BEGIN Given records

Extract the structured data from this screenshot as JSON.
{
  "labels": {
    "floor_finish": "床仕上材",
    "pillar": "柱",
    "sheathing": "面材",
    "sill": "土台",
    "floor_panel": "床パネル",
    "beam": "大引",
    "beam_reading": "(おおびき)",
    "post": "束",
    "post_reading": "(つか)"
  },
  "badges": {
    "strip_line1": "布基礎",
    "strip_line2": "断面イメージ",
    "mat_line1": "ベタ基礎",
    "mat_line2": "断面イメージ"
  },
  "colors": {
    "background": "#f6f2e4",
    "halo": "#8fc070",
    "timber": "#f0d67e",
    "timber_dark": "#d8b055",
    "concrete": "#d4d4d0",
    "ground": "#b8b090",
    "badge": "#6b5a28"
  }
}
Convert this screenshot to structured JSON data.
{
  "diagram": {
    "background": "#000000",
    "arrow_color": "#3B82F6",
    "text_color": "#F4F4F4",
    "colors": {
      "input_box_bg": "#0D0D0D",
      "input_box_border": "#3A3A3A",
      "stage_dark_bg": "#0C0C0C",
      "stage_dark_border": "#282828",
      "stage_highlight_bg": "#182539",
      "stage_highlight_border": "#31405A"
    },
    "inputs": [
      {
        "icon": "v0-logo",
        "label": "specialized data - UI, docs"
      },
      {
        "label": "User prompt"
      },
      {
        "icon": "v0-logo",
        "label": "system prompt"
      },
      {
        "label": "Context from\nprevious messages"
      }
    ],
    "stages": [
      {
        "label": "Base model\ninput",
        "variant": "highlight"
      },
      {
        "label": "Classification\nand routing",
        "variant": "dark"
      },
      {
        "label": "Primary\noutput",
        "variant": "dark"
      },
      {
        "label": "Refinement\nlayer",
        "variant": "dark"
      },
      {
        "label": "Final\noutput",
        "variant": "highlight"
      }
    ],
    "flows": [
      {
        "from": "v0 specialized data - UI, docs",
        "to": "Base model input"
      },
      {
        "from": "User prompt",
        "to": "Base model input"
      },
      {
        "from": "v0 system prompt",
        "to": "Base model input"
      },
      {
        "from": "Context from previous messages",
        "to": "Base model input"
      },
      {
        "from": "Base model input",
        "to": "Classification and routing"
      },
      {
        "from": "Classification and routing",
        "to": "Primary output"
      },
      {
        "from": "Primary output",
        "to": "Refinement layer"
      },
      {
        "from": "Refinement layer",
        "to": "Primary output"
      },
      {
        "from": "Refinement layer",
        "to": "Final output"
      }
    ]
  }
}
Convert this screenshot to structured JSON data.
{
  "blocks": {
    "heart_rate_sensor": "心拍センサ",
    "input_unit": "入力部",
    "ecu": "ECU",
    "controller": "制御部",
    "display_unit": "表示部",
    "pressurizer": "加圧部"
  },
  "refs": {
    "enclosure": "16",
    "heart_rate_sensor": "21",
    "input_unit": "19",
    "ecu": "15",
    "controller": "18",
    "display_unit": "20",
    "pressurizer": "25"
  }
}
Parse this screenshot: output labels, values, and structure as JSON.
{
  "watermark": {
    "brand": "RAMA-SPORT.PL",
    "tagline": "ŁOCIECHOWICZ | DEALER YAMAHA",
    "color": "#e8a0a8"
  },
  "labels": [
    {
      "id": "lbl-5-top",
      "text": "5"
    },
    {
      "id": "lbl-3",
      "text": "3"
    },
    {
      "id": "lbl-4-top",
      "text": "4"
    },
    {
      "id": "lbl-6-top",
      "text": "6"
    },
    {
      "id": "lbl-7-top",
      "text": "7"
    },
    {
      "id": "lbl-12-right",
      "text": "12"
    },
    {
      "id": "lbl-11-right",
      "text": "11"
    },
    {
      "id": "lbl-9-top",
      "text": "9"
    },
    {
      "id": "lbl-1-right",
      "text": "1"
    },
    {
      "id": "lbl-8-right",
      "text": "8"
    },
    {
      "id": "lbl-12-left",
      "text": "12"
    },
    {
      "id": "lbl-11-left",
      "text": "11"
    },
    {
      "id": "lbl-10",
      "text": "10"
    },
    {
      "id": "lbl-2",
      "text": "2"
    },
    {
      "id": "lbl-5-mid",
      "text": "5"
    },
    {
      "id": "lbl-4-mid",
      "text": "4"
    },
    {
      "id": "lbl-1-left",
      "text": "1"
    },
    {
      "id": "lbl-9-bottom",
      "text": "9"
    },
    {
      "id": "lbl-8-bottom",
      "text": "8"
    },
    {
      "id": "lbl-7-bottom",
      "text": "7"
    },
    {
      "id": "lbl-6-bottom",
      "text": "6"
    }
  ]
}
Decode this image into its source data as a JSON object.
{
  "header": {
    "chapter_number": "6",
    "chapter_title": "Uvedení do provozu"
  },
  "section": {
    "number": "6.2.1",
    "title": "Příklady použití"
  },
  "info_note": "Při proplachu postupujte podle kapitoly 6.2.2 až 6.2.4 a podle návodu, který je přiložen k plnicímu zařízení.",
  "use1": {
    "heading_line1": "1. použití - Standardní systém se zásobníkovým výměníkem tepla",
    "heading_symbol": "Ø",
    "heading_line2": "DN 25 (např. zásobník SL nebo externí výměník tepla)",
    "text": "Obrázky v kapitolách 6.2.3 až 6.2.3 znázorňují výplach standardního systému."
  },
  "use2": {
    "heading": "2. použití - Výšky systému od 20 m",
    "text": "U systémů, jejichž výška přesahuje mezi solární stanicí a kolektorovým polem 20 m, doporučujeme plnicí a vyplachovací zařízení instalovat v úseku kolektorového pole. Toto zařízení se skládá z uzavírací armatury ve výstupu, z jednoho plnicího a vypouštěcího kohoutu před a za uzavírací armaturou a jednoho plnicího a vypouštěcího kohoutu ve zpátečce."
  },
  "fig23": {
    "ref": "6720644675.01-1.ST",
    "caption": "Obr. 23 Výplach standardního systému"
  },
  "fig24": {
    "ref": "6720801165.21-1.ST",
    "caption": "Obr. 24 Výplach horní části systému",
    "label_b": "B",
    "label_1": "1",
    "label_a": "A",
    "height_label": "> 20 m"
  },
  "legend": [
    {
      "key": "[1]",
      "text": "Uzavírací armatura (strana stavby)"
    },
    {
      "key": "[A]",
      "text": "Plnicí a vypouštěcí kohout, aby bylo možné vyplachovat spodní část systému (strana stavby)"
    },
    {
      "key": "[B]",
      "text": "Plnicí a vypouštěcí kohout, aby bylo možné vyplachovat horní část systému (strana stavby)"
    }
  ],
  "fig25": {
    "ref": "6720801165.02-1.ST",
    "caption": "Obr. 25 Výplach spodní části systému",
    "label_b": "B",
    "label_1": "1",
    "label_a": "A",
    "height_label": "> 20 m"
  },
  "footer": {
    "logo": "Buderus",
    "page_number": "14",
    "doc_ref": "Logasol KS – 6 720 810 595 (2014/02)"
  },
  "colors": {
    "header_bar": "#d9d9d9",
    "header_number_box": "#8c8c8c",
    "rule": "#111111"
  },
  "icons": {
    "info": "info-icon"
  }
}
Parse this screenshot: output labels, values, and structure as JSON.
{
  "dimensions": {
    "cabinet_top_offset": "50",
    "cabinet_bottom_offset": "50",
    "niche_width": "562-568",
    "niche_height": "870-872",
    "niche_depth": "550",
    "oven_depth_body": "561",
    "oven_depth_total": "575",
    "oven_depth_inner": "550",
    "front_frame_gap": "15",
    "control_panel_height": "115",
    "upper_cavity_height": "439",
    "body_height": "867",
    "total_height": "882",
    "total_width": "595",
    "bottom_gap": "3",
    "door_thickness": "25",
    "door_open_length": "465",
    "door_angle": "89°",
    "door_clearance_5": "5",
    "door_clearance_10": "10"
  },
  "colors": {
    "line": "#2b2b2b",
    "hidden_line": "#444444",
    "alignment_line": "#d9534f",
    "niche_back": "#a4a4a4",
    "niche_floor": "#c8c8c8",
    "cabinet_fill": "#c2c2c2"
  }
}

END Given records

Exercise aim
Locate each line with the word "Primary" and copy it.

Answer for the task
        "label": "Primary\noutput",
        "to": "Primary output"
        "from": "Primary output",
        "to": "Primary output"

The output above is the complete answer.